## Stated problem:
Work through the data below and give the number of lines holding "frac", nothing more.

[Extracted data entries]
•••••
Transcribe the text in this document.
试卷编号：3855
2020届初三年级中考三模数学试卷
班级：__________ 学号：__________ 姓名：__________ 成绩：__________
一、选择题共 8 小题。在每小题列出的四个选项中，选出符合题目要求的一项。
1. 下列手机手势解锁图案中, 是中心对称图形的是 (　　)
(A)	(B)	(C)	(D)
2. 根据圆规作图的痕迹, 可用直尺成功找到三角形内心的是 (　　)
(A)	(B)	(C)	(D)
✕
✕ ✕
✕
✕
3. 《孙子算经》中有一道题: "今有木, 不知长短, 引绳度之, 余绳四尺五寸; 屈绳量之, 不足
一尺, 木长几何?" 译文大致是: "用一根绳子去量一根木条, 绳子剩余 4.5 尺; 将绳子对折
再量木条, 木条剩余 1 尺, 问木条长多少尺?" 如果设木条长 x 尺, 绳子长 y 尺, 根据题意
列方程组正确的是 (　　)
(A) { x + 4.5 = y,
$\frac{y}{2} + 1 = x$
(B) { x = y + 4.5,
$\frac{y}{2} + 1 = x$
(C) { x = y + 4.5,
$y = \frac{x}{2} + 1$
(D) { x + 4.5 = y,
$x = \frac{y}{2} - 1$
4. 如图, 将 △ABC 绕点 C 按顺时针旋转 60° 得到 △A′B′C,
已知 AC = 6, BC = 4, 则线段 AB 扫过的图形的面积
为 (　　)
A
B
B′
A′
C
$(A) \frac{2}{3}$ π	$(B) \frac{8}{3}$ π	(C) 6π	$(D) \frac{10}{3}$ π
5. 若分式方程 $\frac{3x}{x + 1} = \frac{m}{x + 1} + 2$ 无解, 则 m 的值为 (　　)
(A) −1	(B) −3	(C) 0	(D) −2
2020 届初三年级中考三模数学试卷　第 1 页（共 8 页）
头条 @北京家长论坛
•••••
## Task answer:
6